* Begin Input rows *
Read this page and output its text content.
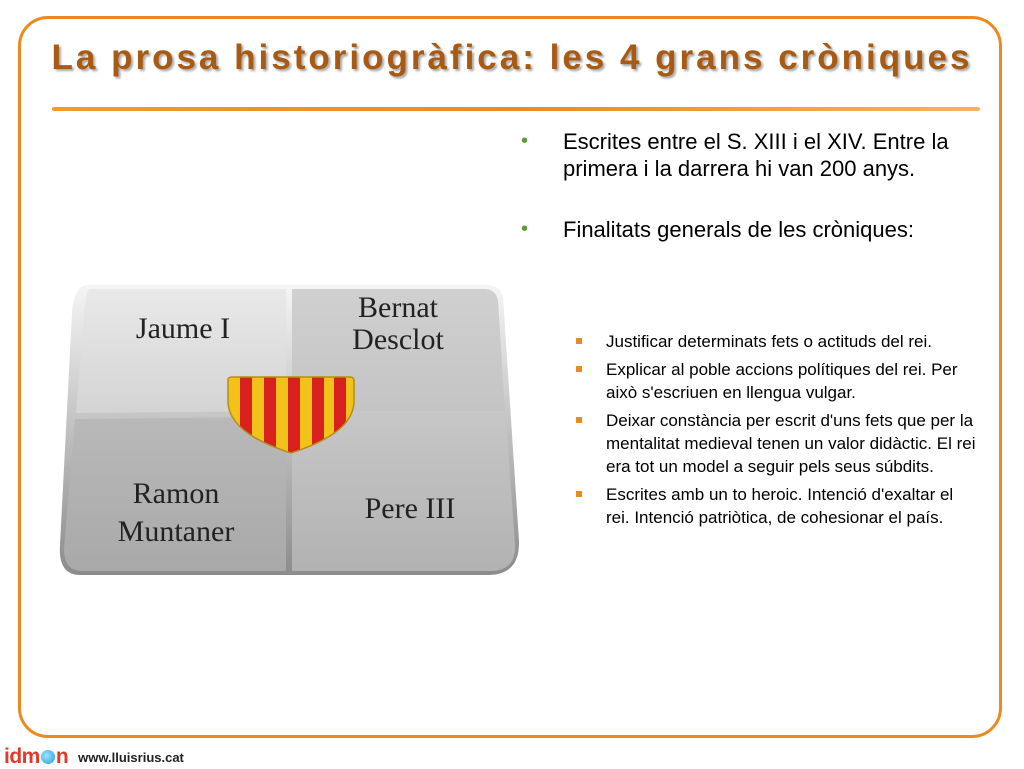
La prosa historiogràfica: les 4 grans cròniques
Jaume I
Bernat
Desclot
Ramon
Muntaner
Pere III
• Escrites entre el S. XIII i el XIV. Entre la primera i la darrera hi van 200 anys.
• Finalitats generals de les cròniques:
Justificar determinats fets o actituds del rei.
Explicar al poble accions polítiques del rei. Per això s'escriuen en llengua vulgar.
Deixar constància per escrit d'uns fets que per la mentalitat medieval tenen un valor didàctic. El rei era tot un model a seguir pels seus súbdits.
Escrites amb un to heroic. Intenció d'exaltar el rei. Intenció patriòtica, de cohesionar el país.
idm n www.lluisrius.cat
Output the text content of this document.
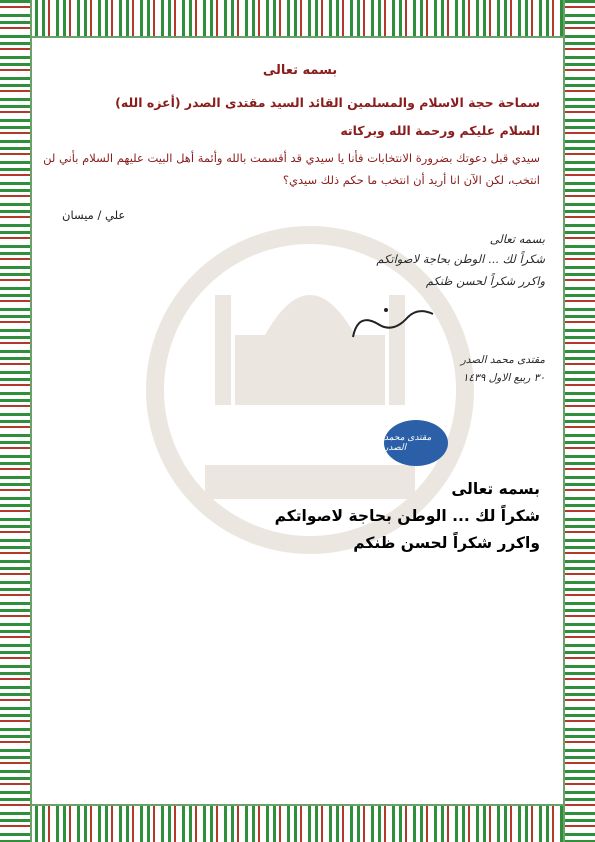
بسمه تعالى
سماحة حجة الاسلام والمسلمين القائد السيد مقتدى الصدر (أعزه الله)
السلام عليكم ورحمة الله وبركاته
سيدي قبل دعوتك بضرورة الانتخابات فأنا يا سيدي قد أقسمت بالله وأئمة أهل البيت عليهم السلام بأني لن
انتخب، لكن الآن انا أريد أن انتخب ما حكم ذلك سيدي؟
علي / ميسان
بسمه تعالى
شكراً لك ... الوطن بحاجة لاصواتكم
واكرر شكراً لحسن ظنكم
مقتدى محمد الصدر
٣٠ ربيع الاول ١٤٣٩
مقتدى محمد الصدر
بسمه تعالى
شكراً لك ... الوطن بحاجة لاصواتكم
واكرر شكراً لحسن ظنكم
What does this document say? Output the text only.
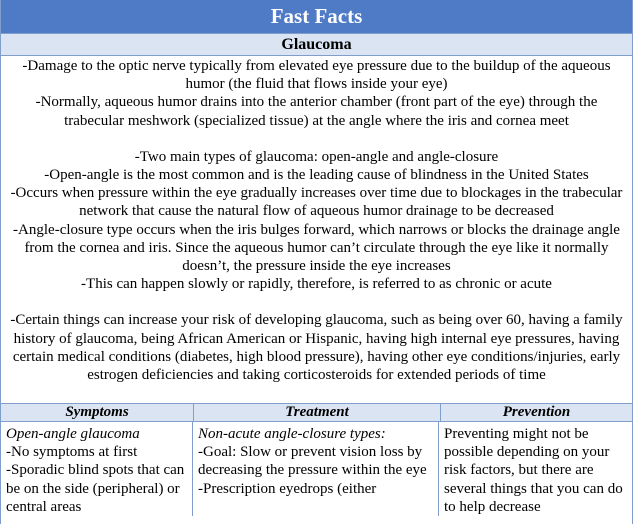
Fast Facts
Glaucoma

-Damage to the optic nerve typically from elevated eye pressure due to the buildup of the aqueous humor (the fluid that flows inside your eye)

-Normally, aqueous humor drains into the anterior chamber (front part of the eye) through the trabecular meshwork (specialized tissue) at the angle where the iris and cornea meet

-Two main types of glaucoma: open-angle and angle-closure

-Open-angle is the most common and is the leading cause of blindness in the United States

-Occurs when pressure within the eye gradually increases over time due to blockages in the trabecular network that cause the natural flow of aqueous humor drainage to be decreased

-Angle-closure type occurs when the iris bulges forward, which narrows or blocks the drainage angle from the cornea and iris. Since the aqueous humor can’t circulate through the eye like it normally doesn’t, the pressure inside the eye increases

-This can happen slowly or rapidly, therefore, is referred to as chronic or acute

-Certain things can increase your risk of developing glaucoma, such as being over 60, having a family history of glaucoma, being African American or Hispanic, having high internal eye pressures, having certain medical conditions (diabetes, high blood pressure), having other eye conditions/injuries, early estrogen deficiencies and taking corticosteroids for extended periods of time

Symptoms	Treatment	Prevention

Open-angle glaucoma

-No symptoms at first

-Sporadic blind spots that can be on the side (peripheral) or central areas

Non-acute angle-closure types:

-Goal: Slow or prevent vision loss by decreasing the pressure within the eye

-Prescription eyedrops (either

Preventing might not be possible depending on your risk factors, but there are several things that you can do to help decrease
* End Input rows *
[What is required]: Omit the pictures and output all of the other material exactly.

[Answer in full]:
Read this page and output its text content.
La prosa historiogràfica: les 4 grans cròniques
Jaume I
Bernat
Desclot
Ramon
Muntaner
Pere III
• Escrites entre el S. XIII i el XIV. Entre la primera i la darrera hi van 200 anys.
• Finalitats generals de les cròniques:
Justificar determinats fets o actituds del rei.
Explicar al poble accions polítiques del rei. Per això s'escriuen en llengua vulgar.
Deixar constància per escrit d'uns fets que per la mentalitat medieval tenen un valor didàctic. El rei era tot un model a seguir pels seus súbdits.
Escrites amb un to heroic. Intenció d'exaltar el rei. Intenció patriòtica, de cohesionar el país.
idm n www.lluisrius.cat
Output the text content of this document.
بسمه تعالى
سماحة حجة الاسلام والمسلمين القائد السيد مقتدى الصدر (أعزه الله)
السلام عليكم ورحمة الله وبركاته
سيدي قبل دعوتك بضرورة الانتخابات فأنا يا سيدي قد أقسمت بالله وأئمة أهل البيت عليهم السلام بأني لن
انتخب، لكن الآن انا أريد أن انتخب ما حكم ذلك سيدي؟
علي / ميسان
بسمه تعالى
شكراً لك ... الوطن بحاجة لاصواتكم
واكرر شكراً لحسن ظنكم
مقتدى محمد الصدر
٣٠ ربيع الاول ١٤٣٩
مقتدى محمد الصدر
بسمه تعالى
شكراً لك ... الوطن بحاجة لاصواتكم
واكرر شكراً لحسن ظنكم
What does this document say? Output the text only.
Fast Facts
Glaucoma

-Damage to the optic nerve typically from elevated eye pressure due to the buildup of the aqueous humor (the fluid that flows inside your eye)

-Normally, aqueous humor drains into the anterior chamber (front part of the eye) through the trabecular meshwork (specialized tissue) at the angle where the iris and cornea meet

-Two main types of glaucoma: open-angle and angle-closure

-Open-angle is the most common and is the leading cause of blindness in the United States

-Occurs when pressure within the eye gradually increases over time due to blockages in the trabecular network that cause the natural flow of aqueous humor drainage to be decreased

-Angle-closure type occurs when the iris bulges forward, which narrows or blocks the drainage angle from the cornea and iris. Since the aqueous humor can’t circulate through the eye like it normally doesn’t, the pressure inside the eye increases

-This can happen slowly or rapidly, therefore, is referred to as chronic or acute

-Certain things can increase your risk of developing glaucoma, such as being over 60, having a family history of glaucoma, being African American or Hispanic, having high internal eye pressures, having certain medical conditions (diabetes, high blood pressure), having other eye conditions/injuries, early estrogen deficiencies and taking corticosteroids for extended periods of time

Symptoms	Treatment	Prevention

Open-angle glaucoma

-No symptoms at first

-Sporadic blind spots that can be on the side (peripheral) or central areas

Non-acute angle-closure types:

-Goal: Slow or prevent vision loss by decreasing the pressure within the eye

-Prescription eyedrops (either

Preventing might not be possible depending on your risk factors, but there are several things that you can do to help decrease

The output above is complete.